● **Entries supplied**
┌────────

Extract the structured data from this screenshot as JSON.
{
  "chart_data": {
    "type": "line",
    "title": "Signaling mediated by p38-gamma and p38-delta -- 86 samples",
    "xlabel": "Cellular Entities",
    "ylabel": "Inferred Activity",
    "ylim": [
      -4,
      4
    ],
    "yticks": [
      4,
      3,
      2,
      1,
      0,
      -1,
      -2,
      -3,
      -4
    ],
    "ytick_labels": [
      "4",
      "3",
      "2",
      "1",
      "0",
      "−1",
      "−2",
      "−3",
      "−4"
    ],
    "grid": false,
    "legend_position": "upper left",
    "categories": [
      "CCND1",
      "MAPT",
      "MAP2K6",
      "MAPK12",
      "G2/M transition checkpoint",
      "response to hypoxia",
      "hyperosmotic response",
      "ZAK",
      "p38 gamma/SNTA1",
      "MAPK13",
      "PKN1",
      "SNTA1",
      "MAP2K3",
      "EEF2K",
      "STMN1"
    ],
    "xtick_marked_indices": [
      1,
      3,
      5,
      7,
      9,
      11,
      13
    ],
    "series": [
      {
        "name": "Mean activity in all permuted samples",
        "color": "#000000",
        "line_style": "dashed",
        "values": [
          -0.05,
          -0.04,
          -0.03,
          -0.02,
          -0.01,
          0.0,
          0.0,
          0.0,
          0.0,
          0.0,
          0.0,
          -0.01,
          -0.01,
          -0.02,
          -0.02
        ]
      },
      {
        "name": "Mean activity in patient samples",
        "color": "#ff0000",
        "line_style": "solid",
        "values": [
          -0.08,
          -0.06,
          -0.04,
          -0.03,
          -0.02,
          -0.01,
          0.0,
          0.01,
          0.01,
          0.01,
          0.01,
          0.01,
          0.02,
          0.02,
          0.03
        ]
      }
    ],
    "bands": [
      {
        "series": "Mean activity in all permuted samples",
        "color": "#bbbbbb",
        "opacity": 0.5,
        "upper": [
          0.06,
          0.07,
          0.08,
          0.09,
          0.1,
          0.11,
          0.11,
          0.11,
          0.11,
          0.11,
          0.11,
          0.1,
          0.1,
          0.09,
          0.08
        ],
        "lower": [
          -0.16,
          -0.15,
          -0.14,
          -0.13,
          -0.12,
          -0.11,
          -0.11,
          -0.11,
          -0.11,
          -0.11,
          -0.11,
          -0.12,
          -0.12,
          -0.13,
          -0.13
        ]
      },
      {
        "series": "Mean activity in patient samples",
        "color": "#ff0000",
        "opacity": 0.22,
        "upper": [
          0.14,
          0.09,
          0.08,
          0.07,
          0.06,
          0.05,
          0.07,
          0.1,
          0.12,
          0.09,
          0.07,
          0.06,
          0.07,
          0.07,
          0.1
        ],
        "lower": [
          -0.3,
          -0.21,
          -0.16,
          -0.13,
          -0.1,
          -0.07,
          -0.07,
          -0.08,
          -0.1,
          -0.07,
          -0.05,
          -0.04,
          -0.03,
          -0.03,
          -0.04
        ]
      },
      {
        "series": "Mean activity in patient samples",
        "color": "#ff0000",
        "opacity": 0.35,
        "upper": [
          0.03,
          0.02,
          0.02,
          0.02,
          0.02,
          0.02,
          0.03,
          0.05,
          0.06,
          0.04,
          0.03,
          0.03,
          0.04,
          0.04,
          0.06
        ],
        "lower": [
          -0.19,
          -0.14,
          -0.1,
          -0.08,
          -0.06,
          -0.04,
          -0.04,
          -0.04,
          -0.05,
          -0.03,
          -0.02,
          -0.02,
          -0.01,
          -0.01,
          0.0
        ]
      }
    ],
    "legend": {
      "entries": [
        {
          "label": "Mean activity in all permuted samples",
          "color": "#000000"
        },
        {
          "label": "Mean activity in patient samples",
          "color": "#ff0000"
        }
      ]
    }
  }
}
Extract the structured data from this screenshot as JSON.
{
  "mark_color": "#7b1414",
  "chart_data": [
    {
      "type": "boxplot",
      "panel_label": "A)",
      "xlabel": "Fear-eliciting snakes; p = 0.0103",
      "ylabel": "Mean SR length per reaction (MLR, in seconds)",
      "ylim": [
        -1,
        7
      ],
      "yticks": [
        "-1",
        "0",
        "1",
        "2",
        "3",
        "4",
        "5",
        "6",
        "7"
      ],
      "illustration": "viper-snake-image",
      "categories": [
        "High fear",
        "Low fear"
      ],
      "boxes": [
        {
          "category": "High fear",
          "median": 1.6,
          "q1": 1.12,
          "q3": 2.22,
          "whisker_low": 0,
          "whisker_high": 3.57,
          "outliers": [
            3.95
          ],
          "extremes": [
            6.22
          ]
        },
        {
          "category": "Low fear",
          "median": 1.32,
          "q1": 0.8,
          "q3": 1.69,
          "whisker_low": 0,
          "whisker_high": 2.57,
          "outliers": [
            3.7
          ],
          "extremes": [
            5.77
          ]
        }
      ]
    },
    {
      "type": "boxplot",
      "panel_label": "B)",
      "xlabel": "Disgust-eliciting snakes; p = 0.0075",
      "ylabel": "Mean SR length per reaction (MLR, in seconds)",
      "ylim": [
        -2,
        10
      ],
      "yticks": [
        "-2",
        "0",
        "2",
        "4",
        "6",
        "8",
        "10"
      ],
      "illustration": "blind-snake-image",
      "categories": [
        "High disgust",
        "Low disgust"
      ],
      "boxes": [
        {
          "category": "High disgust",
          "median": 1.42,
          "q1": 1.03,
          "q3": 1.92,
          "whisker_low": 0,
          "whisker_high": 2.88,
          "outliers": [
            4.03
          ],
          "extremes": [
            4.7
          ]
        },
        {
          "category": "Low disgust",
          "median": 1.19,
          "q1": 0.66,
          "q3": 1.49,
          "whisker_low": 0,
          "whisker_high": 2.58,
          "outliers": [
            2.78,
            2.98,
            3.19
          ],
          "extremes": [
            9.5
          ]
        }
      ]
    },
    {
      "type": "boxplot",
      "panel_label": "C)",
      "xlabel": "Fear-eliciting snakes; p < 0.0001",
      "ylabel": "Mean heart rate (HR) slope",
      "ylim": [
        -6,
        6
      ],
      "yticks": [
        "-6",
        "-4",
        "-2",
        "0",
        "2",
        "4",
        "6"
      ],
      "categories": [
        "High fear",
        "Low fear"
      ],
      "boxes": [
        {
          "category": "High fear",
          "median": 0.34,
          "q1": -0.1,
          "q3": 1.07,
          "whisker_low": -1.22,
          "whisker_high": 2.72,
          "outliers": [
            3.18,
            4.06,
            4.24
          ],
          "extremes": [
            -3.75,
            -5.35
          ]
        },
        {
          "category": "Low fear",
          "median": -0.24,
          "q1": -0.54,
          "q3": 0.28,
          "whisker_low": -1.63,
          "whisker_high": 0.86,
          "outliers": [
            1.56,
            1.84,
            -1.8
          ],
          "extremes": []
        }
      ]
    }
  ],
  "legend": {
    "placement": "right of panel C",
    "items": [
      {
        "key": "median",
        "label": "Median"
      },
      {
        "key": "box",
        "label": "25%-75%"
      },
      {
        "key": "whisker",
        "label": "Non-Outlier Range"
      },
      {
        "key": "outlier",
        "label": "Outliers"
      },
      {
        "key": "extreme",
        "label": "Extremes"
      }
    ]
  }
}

└────────

● **Written instruction**
Write down every line of the data above that includes the string "snakes".

● **In response**
      "xlabel": "Fear-eliciting snakes; p = 0.0103",
      "xlabel": "Disgust-eliciting snakes; p = 0.0075",
      "xlabel": "Fear-eliciting snakes; p < 0.0001",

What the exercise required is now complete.